Work required: Emit the entire listing verbatim.

Listed records:
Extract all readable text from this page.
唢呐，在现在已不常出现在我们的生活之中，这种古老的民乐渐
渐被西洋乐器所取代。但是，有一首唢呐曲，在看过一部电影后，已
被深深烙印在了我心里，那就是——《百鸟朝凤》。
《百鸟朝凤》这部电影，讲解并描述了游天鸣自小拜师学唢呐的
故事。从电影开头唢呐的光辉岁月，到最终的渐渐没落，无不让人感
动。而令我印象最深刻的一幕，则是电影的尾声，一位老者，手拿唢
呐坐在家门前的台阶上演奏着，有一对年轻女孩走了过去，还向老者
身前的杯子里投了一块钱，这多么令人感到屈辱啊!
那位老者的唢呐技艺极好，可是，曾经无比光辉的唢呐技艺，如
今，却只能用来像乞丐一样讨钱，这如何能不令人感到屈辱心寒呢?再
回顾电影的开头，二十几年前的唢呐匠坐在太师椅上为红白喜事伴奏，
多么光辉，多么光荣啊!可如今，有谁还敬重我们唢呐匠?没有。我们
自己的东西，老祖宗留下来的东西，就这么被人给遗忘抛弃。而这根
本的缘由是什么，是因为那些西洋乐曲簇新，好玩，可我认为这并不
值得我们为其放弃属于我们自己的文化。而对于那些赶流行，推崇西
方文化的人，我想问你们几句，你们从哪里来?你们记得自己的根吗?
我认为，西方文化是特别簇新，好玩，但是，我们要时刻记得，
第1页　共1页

Task result:
Extract all readable text from this page.
唢呐，在现在已不常出现在我们的生活之中，这种古老的民乐渐
渐被西洋乐器所取代。但是，有一首唢呐曲，在看过一部电影后，已
被深深烙印在了我心里，那就是——《百鸟朝凤》。
《百鸟朝凤》这部电影，讲解并描述了游天鸣自小拜师学唢呐的
故事。从电影开头唢呐的光辉岁月，到最终的渐渐没落，无不让人感
动。而令我印象最深刻的一幕，则是电影的尾声，一位老者，手拿唢
呐坐在家门前的台阶上演奏着，有一对年轻女孩走了过去，还向老者
身前的杯子里投了一块钱，这多么令人感到屈辱啊!
那位老者的唢呐技艺极好，可是，曾经无比光辉的唢呐技艺，如
今，却只能用来像乞丐一样讨钱，这如何能不令人感到屈辱心寒呢?再
回顾电影的开头，二十几年前的唢呐匠坐在太师椅上为红白喜事伴奏，
多么光辉，多么光荣啊!可如今，有谁还敬重我们唢呐匠?没有。我们
自己的东西，老祖宗留下来的东西，就这么被人给遗忘抛弃。而这根
本的缘由是什么，是因为那些西洋乐曲簇新，好玩，可我认为这并不
值得我们为其放弃属于我们自己的文化。而对于那些赶流行，推崇西
方文化的人，我想问你们几句，你们从哪里来?你们记得自己的根吗?
我认为，西方文化是特别簇新，好玩，但是，我们要时刻记得，
第1页　共1页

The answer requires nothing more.